%%
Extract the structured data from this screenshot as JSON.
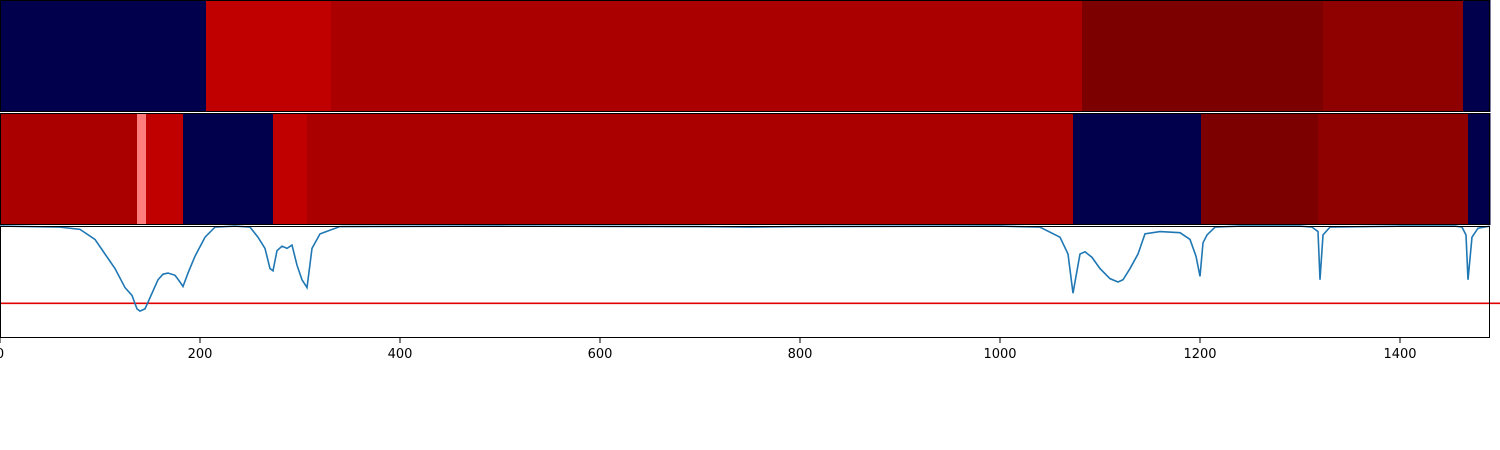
{
  "chart_data": [
    {
      "type": "heatmap",
      "title": "",
      "x_range": [
        0,
        1490
      ],
      "segments": [
        {
          "start": 0,
          "end": 206,
          "color": "#00004c"
        },
        {
          "start": 206,
          "end": 331,
          "color": "#c00000"
        },
        {
          "start": 331,
          "end": 1082,
          "color": "#aa0000"
        },
        {
          "start": 1082,
          "end": 1323,
          "color": "#7c0000"
        },
        {
          "start": 1323,
          "end": 1463,
          "color": "#8f0000"
        },
        {
          "start": 1463,
          "end": 1490,
          "color": "#00004c"
        }
      ]
    },
    {
      "type": "heatmap",
      "title": "",
      "x_range": [
        0,
        1490
      ],
      "segments": [
        {
          "start": 0,
          "end": 137,
          "color": "#aa0000"
        },
        {
          "start": 137,
          "end": 146,
          "color": "#ff7c7c"
        },
        {
          "start": 146,
          "end": 183,
          "color": "#c00000"
        },
        {
          "start": 183,
          "end": 273,
          "color": "#00004c"
        },
        {
          "start": 273,
          "end": 307,
          "color": "#c00000"
        },
        {
          "start": 307,
          "end": 1073,
          "color": "#aa0000"
        },
        {
          "start": 1073,
          "end": 1201,
          "color": "#00004c"
        },
        {
          "start": 1201,
          "end": 1318,
          "color": "#7c0000"
        },
        {
          "start": 1318,
          "end": 1468,
          "color": "#8f0000"
        },
        {
          "start": 1468,
          "end": 1490,
          "color": "#00004c"
        }
      ]
    },
    {
      "type": "line",
      "title": "",
      "xlabel": "",
      "ylabel": "",
      "xlim": [
        0,
        1490
      ],
      "ylim": [
        0,
        1
      ],
      "xticks": [
        0,
        200,
        400,
        600,
        800,
        1000,
        1200,
        1400
      ],
      "xtick_labels": [
        "0",
        "200",
        "400",
        "600",
        "800",
        "1000",
        "1200",
        "1400"
      ],
      "threshold": {
        "value": 0.31,
        "color": "#e00000"
      },
      "series": [
        {
          "color": "#1f77b4",
          "x": [
            0,
            60,
            80,
            95,
            105,
            115,
            125,
            132,
            137,
            140,
            145,
            150,
            158,
            163,
            168,
            175,
            180,
            183,
            188,
            195,
            205,
            215,
            235,
            250,
            258,
            265,
            270,
            273,
            277,
            282,
            287,
            292,
            297,
            302,
            307,
            312,
            320,
            340,
            500,
            700,
            750,
            800,
            1000,
            1040,
            1060,
            1068,
            1073,
            1076,
            1080,
            1085,
            1092,
            1100,
            1110,
            1118,
            1123,
            1130,
            1138,
            1145,
            1160,
            1180,
            1190,
            1196,
            1200,
            1203,
            1207,
            1215,
            1240,
            1300,
            1312,
            1318,
            1320,
            1323,
            1330,
            1400,
            1455,
            1462,
            1466,
            1468,
            1472,
            1478,
            1490
          ],
          "y": [
            0.999,
            0.99,
            0.97,
            0.88,
            0.75,
            0.62,
            0.45,
            0.38,
            0.26,
            0.24,
            0.26,
            0.36,
            0.52,
            0.57,
            0.58,
            0.56,
            0.5,
            0.46,
            0.58,
            0.73,
            0.9,
            0.99,
            0.999,
            0.99,
            0.9,
            0.8,
            0.62,
            0.6,
            0.78,
            0.82,
            0.8,
            0.83,
            0.65,
            0.52,
            0.45,
            0.8,
            0.93,
            0.995,
            0.999,
            0.995,
            0.99,
            0.995,
            0.999,
            0.99,
            0.9,
            0.75,
            0.4,
            0.55,
            0.75,
            0.77,
            0.72,
            0.62,
            0.53,
            0.5,
            0.52,
            0.62,
            0.75,
            0.93,
            0.95,
            0.94,
            0.88,
            0.73,
            0.55,
            0.85,
            0.92,
            0.99,
            0.999,
            0.999,
            0.99,
            0.95,
            0.52,
            0.92,
            0.99,
            0.999,
            0.999,
            0.99,
            0.92,
            0.52,
            0.9,
            0.98,
            0.999
          ]
        }
      ]
    }
  ]
}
%%
**GOAL:**
Quote the records above in full, dropping each picture.

**OUTPUT BELOW:**
Extract the structured data from this screenshot as JSON.
{
  "chart_data": [
    {
      "type": "heatmap",
      "title": "",
      "x_range": [
        0,
        1490
      ],
      "segments": [
        {
          "start": 0,
          "end": 206,
          "color": "#00004c"
        },
        {
          "start": 206,
          "end": 331,
          "color": "#c00000"
        },
        {
          "start": 331,
          "end": 1082,
          "color": "#aa0000"
        },
        {
          "start": 1082,
          "end": 1323,
          "color": "#7c0000"
        },
        {
          "start": 1323,
          "end": 1463,
          "color": "#8f0000"
        },
        {
          "start": 1463,
          "end": 1490,
          "color": "#00004c"
        }
      ]
    },
    {
      "type": "heatmap",
      "title": "",
      "x_range": [
        0,
        1490
      ],
      "segments": [
        {
          "start": 0,
          "end": 137,
          "color": "#aa0000"
        },
        {
          "start": 137,
          "end": 146,
          "color": "#ff7c7c"
        },
        {
          "start": 146,
          "end": 183,
          "color": "#c00000"
        },
        {
          "start": 183,
          "end": 273,
          "color": "#00004c"
        },
        {
          "start": 273,
          "end": 307,
          "color": "#c00000"
        },
        {
          "start": 307,
          "end": 1073,
          "color": "#aa0000"
        },
        {
          "start": 1073,
          "end": 1201,
          "color": "#00004c"
        },
        {
          "start": 1201,
          "end": 1318,
          "color": "#7c0000"
        },
        {
          "start": 1318,
          "end": 1468,
          "color": "#8f0000"
        },
        {
          "start": 1468,
          "end": 1490,
          "color": "#00004c"
        }
      ]
    },
    {
      "type": "line",
      "title": "",
      "xlabel": "",
      "ylabel": "",
      "xlim": [
        0,
        1490
      ],
      "ylim": [
        0,
        1
      ],
      "xticks": [
        0,
        200,
        400,
        600,
        800,
        1000,
        1200,
        1400
      ],
      "xtick_labels": [
        "0",
        "200",
        "400",
        "600",
        "800",
        "1000",
        "1200",
        "1400"
      ],
      "threshold": {
        "value": 0.31,
        "color": "#e00000"
      },
      "series": [
        {
          "color": "#1f77b4",
          "x": [
            0,
            60,
            80,
            95,
            105,
            115,
            125,
            132,
            137,
            140,
            145,
            150,
            158,
            163,
            168,
            175,
            180,
            183,
            188,
            195,
            205,
            215,
            235,
            250,
            258,
            265,
            270,
            273,
            277,
            282,
            287,
            292,
            297,
            302,
            307,
            312,
            320,
            340,
            500,
            700,
            750,
            800,
            1000,
            1040,
            1060,
            1068,
            1073,
            1076,
            1080,
            1085,
            1092,
            1100,
            1110,
            1118,
            1123,
            1130,
            1138,
            1145,
            1160,
            1180,
            1190,
            1196,
            1200,
            1203,
            1207,
            1215,
            1240,
            1300,
            1312,
            1318,
            1320,
            1323,
            1330,
            1400,
            1455,
            1462,
            1466,
            1468,
            1472,
            1478,
            1490
          ],
          "y": [
            0.999,
            0.99,
            0.97,
            0.88,
            0.75,
            0.62,
            0.45,
            0.38,
            0.26,
            0.24,
            0.26,
            0.36,
            0.52,
            0.57,
            0.58,
            0.56,
            0.5,
            0.46,
            0.58,
            0.73,
            0.9,
            0.99,
            0.999,
            0.99,
            0.9,
            0.8,
            0.62,
            0.6,
            0.78,
            0.82,
            0.8,
            0.83,
            0.65,
            0.52,
            0.45,
            0.8,
            0.93,
            0.995,
            0.999,
            0.995,
            0.99,
            0.995,
            0.999,
            0.99,
            0.9,
            0.75,
            0.4,
            0.55,
            0.75,
            0.77,
            0.72,
            0.62,
            0.53,
            0.5,
            0.52,
            0.62,
            0.75,
            0.93,
            0.95,
            0.94,
            0.88,
            0.73,
            0.55,
            0.85,
            0.92,
            0.99,
            0.999,
            0.999,
            0.99,
            0.95,
            0.52,
            0.92,
            0.99,
            0.999,
            0.999,
            0.99,
            0.92,
            0.52,
            0.9,
            0.98,
            0.999
          ]
        }
      ]
    }
  ]
}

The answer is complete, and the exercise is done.